- INPUT FOR THIS TASK -
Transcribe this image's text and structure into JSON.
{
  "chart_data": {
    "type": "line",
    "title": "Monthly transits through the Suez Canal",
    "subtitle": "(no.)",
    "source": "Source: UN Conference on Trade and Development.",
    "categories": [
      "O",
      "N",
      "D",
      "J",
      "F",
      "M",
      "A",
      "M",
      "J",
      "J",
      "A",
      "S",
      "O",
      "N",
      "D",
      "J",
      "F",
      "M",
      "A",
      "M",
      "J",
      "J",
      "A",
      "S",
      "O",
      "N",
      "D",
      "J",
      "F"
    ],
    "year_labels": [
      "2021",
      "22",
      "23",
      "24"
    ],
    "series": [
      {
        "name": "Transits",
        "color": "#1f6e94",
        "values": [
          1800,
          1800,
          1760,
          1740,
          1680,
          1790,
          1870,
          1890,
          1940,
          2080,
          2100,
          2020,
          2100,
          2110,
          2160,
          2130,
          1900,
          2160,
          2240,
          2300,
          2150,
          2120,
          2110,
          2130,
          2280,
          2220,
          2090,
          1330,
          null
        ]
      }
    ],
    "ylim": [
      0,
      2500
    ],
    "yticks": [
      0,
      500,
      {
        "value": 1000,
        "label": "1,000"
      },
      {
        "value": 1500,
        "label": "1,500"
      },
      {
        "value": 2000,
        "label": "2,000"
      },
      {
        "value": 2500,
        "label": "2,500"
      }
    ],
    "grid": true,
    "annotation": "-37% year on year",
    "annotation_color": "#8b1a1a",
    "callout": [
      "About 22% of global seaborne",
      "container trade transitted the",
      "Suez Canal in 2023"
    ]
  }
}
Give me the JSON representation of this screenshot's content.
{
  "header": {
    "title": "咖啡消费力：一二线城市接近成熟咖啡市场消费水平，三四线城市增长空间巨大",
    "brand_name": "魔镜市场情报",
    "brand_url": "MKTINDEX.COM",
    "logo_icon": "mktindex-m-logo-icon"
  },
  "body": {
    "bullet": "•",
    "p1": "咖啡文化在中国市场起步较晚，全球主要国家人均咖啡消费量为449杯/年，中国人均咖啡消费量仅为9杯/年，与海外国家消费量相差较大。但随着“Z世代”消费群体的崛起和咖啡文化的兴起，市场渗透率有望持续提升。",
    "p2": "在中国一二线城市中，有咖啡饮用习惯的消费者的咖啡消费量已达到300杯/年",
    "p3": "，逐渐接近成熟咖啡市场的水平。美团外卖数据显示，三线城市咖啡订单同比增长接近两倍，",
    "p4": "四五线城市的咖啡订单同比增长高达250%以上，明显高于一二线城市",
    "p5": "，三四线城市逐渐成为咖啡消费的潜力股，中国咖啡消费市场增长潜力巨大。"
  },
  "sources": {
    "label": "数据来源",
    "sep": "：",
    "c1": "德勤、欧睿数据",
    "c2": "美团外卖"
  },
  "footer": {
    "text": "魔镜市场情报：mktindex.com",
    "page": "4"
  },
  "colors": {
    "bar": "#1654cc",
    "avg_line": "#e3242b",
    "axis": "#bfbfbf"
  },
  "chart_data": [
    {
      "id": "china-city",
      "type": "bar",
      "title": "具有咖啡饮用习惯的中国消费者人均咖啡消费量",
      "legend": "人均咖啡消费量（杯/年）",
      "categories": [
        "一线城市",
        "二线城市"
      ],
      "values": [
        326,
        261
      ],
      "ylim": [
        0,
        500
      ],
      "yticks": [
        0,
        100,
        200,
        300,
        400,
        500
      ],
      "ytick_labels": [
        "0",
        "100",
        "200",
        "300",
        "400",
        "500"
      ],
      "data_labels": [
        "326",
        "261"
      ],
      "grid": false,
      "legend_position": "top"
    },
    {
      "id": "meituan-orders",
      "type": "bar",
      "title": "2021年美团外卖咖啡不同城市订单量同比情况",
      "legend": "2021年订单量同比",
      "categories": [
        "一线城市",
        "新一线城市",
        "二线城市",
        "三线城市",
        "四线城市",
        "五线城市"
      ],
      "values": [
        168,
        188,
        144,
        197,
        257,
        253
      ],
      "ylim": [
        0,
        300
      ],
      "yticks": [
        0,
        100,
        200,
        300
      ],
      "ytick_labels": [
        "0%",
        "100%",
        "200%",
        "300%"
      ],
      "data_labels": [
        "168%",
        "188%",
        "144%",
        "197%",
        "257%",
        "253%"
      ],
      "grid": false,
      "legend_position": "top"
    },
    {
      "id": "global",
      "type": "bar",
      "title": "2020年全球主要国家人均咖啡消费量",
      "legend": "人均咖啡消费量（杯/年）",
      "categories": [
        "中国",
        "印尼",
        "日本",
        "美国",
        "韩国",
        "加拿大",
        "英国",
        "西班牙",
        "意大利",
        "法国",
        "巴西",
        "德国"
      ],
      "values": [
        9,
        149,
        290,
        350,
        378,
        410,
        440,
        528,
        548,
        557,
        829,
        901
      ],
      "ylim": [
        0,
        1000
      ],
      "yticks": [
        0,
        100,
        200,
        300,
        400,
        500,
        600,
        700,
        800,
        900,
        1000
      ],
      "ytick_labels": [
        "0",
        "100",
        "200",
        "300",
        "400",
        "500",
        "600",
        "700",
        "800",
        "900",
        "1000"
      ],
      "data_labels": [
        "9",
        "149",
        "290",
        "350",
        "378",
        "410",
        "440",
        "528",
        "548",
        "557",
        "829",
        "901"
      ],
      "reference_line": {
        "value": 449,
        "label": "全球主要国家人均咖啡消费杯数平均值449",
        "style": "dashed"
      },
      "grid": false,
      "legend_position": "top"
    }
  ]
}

- TASK DIRECTIONS -
Reproduce the material in full, with no word added or dropped.

- TASK ANSWER -
Transcribe this image's text and structure into JSON.
{
  "chart_data": {
    "type": "line",
    "title": "Monthly transits through the Suez Canal",
    "subtitle": "(no.)",
    "source": "Source: UN Conference on Trade and Development.",
    "categories": [
      "O",
      "N",
      "D",
      "J",
      "F",
      "M",
      "A",
      "M",
      "J",
      "J",
      "A",
      "S",
      "O",
      "N",
      "D",
      "J",
      "F",
      "M",
      "A",
      "M",
      "J",
      "J",
      "A",
      "S",
      "O",
      "N",
      "D",
      "J",
      "F"
    ],
    "year_labels": [
      "2021",
      "22",
      "23",
      "24"
    ],
    "series": [
      {
        "name": "Transits",
        "color": "#1f6e94",
        "values": [
          1800,
          1800,
          1760,
          1740,
          1680,
          1790,
          1870,
          1890,
          1940,
          2080,
          2100,
          2020,
          2100,
          2110,
          2160,
          2130,
          1900,
          2160,
          2240,
          2300,
          2150,
          2120,
          2110,
          2130,
          2280,
          2220,
          2090,
          1330,
          null
        ]
      }
    ],
    "ylim": [
      0,
      2500
    ],
    "yticks": [
      0,
      500,
      {
        "value": 1000,
        "label": "1,000"
      },
      {
        "value": 1500,
        "label": "1,500"
      },
      {
        "value": 2000,
        "label": "2,000"
      },
      {
        "value": 2500,
        "label": "2,500"
      }
    ],
    "grid": true,
    "annotation": "-37% year on year",
    "annotation_color": "#8b1a1a",
    "callout": [
      "About 22% of global seaborne",
      "container trade transitted the",
      "Suez Canal in 2023"
    ]
  }
}
Give me the JSON representation of this screenshot's content.
{
  "header": {
    "title": "咖啡消费力：一二线城市接近成熟咖啡市场消费水平，三四线城市增长空间巨大",
    "brand_name": "魔镜市场情报",
    "brand_url": "MKTINDEX.COM",
    "logo_icon": "mktindex-m-logo-icon"
  },
  "body": {
    "bullet": "•",
    "p1": "咖啡文化在中国市场起步较晚，全球主要国家人均咖啡消费量为449杯/年，中国人均咖啡消费量仅为9杯/年，与海外国家消费量相差较大。但随着“Z世代”消费群体的崛起和咖啡文化的兴起，市场渗透率有望持续提升。",
    "p2": "在中国一二线城市中，有咖啡饮用习惯的消费者的咖啡消费量已达到300杯/年",
    "p3": "，逐渐接近成熟咖啡市场的水平。美团外卖数据显示，三线城市咖啡订单同比增长接近两倍，",
    "p4": "四五线城市的咖啡订单同比增长高达250%以上，明显高于一二线城市",
    "p5": "，三四线城市逐渐成为咖啡消费的潜力股，中国咖啡消费市场增长潜力巨大。"
  },
  "sources": {
    "label": "数据来源",
    "sep": "：",
    "c1": "德勤、欧睿数据",
    "c2": "美团外卖"
  },
  "footer": {
    "text": "魔镜市场情报：mktindex.com",
    "page": "4"
  },
  "colors": {
    "bar": "#1654cc",
    "avg_line": "#e3242b",
    "axis": "#bfbfbf"
  },
  "chart_data": [
    {
      "id": "china-city",
      "type": "bar",
      "title": "具有咖啡饮用习惯的中国消费者人均咖啡消费量",
      "legend": "人均咖啡消费量（杯/年）",
      "categories": [
        "一线城市",
        "二线城市"
      ],
      "values": [
        326,
        261
      ],
      "ylim": [
        0,
        500
      ],
      "yticks": [
        0,
        100,
        200,
        300,
        400,
        500
      ],
      "ytick_labels": [
        "0",
        "100",
        "200",
        "300",
        "400",
        "500"
      ],
      "data_labels": [
        "326",
        "261"
      ],
      "grid": false,
      "legend_position": "top"
    },
    {
      "id": "meituan-orders",
      "type": "bar",
      "title": "2021年美团外卖咖啡不同城市订单量同比情况",
      "legend": "2021年订单量同比",
      "categories": [
        "一线城市",
        "新一线城市",
        "二线城市",
        "三线城市",
        "四线城市",
        "五线城市"
      ],
      "values": [
        168,
        188,
        144,
        197,
        257,
        253
      ],
      "ylim": [
        0,
        300
      ],
      "yticks": [
        0,
        100,
        200,
        300
      ],
      "ytick_labels": [
        "0%",
        "100%",
        "200%",
        "300%"
      ],
      "data_labels": [
        "168%",
        "188%",
        "144%",
        "197%",
        "257%",
        "253%"
      ],
      "grid": false,
      "legend_position": "top"
    },
    {
      "id": "global",
      "type": "bar",
      "title": "2020年全球主要国家人均咖啡消费量",
      "legend": "人均咖啡消费量（杯/年）",
      "categories": [
        "中国",
        "印尼",
        "日本",
        "美国",
        "韩国",
        "加拿大",
        "英国",
        "西班牙",
        "意大利",
        "法国",
        "巴西",
        "德国"
      ],
      "values": [
        9,
        149,
        290,
        350,
        378,
        410,
        440,
        528,
        548,
        557,
        829,
        901
      ],
      "ylim": [
        0,
        1000
      ],
      "yticks": [
        0,
        100,
        200,
        300,
        400,
        500,
        600,
        700,
        800,
        900,
        1000
      ],
      "ytick_labels": [
        "0",
        "100",
        "200",
        "300",
        "400",
        "500",
        "600",
        "700",
        "800",
        "900",
        "1000"
      ],
      "data_labels": [
        "9",
        "149",
        "290",
        "350",
        "378",
        "410",
        "440",
        "528",
        "548",
        "557",
        "829",
        "901"
      ],
      "reference_line": {
        "value": 449,
        "label": "全球主要国家人均咖啡消费杯数平均值449",
        "style": "dashed"
      },
      "grid": false,
      "legend_position": "top"
    }
  ]
}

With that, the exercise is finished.